Task requirements:
Every record must be repeated exactly; omit any pictures they contain.

Data supplied:

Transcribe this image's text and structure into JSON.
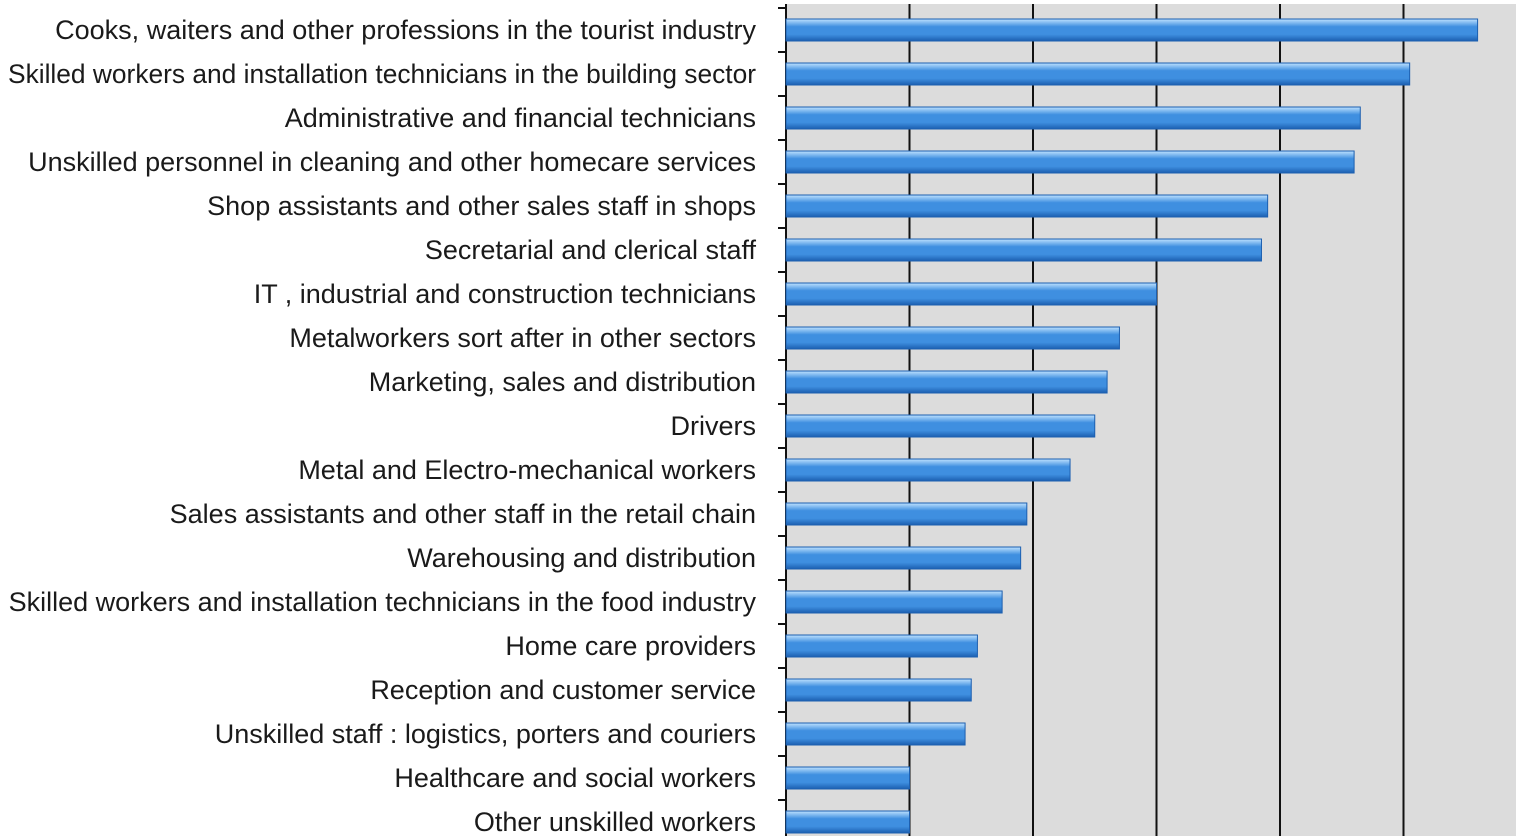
{
  "colors": {
    "plot_background": "#dcdcdc",
    "grid": "#111111",
    "bar_main": "#3f8fe0",
    "bar_highlight": "#bfe2ff",
    "bar_shadow": "#1c5fb0",
    "label_text": "#1a1a1a"
  },
  "chart_data": {
    "type": "bar",
    "orientation": "horizontal",
    "title": "",
    "xlabel": "",
    "ylabel": "",
    "grid": true,
    "xlim": [
      0,
      5.6
    ],
    "x_gridlines": [
      1,
      2,
      3,
      4,
      5
    ],
    "categories": [
      "Cooks, waiters and other professions in the tourist industry",
      "Skilled workers and installation technicians in the building sector",
      "Administrative and financial technicians",
      "Unskilled personnel  in cleaning and other homecare services",
      "Shop assistants and other sales staff in shops",
      "Secretarial and clerical staff",
      "IT , industrial and construction technicians",
      "Metalworkers sort after in other sectors",
      "Marketing, sales and distribution",
      "Drivers",
      "Metal and Electro-mechanical workers",
      "Sales assistants and other staff in the retail chain",
      "Warehousing and distribution",
      "Skilled workers and installation technicians in the food industry",
      "Home care providers",
      "Reception and customer service",
      "Unskilled staff : logistics, porters and couriers",
      "Healthcare and social workers",
      "Other unskilled workers"
    ],
    "values": [
      5.6,
      5.05,
      4.65,
      4.6,
      3.9,
      3.85,
      3.0,
      2.7,
      2.6,
      2.5,
      2.3,
      1.95,
      1.9,
      1.75,
      1.55,
      1.5,
      1.45,
      1.0,
      1.0
    ]
  }
}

Expected answer:
Transcribe this image's text and structure into JSON.
{
  "colors": {
    "plot_background": "#dcdcdc",
    "grid": "#111111",
    "bar_main": "#3f8fe0",
    "bar_highlight": "#bfe2ff",
    "bar_shadow": "#1c5fb0",
    "label_text": "#1a1a1a"
  },
  "chart_data": {
    "type": "bar",
    "orientation": "horizontal",
    "title": "",
    "xlabel": "",
    "ylabel": "",
    "grid": true,
    "xlim": [
      0,
      5.6
    ],
    "x_gridlines": [
      1,
      2,
      3,
      4,
      5
    ],
    "categories": [
      "Cooks, waiters and other professions in the tourist industry",
      "Skilled workers and installation technicians in the building sector",
      "Administrative and financial technicians",
      "Unskilled personnel  in cleaning and other homecare services",
      "Shop assistants and other sales staff in shops",
      "Secretarial and clerical staff",
      "IT , industrial and construction technicians",
      "Metalworkers sort after in other sectors",
      "Marketing, sales and distribution",
      "Drivers",
      "Metal and Electro-mechanical workers",
      "Sales assistants and other staff in the retail chain",
      "Warehousing and distribution",
      "Skilled workers and installation technicians in the food industry",
      "Home care providers",
      "Reception and customer service",
      "Unskilled staff : logistics, porters and couriers",
      "Healthcare and social workers",
      "Other unskilled workers"
    ],
    "values": [
      5.6,
      5.05,
      4.65,
      4.6,
      3.9,
      3.85,
      3.0,
      2.7,
      2.6,
      2.5,
      2.3,
      1.95,
      1.9,
      1.75,
      1.55,
      1.5,
      1.45,
      1.0,
      1.0
    ]
  }
}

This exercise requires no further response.